Exercise
Repeat exactly, and only, the lines from the one containing "Give me the" through the end of the records.

+++ Task input

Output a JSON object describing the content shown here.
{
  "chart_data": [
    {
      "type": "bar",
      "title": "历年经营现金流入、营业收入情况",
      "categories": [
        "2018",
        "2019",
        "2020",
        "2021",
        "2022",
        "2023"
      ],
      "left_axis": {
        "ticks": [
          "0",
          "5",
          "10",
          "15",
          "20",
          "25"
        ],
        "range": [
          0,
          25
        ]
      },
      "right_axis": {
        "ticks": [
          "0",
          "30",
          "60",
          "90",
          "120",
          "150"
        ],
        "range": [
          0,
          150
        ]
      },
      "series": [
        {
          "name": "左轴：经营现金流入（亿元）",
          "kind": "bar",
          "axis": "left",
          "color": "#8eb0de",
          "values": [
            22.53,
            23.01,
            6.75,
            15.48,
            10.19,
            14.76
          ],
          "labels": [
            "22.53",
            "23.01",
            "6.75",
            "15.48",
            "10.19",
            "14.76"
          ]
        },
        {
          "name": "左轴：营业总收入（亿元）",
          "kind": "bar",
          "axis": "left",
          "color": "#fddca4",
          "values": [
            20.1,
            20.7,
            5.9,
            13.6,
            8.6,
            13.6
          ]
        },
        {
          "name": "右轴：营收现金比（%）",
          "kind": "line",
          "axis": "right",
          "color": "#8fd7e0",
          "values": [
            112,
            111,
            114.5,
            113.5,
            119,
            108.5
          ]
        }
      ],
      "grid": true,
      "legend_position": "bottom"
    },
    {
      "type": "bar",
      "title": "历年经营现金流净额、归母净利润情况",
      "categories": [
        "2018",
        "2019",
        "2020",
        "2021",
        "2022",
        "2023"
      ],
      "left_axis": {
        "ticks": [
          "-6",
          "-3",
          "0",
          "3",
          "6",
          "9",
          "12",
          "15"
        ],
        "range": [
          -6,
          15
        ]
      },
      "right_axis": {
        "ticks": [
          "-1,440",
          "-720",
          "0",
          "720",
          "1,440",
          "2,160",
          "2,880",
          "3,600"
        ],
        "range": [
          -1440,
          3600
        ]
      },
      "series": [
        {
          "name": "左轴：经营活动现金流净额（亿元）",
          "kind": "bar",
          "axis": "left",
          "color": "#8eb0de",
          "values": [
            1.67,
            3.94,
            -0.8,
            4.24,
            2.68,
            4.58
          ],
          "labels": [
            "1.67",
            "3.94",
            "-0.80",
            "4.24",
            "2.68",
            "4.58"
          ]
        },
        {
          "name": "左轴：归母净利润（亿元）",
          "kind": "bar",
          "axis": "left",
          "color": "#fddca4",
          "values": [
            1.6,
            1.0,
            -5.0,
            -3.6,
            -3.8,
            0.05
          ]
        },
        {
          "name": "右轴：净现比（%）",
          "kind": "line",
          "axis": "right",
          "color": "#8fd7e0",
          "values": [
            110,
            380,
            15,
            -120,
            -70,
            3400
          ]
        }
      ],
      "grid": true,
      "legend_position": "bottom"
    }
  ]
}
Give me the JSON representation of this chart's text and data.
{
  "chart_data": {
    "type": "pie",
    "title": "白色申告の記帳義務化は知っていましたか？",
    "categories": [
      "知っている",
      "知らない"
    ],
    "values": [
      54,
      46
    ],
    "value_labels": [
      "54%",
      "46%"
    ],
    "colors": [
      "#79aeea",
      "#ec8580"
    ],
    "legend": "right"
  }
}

++++++

Reply
Give me the JSON representation of this chart's text and data.
{
  "chart_data": {
    "type": "pie",
    "title": "白色申告の記帳義務化は知っていましたか？",
    "categories": [
      "知っている",
      "知らない"
    ],
    "values": [
      54,
      46
    ],
    "value_labels": [
      "54%",
      "46%"
    ],
    "colors": [
      "#79aeea",
      "#ec8580"
    ],
    "legend": "right"
  }
}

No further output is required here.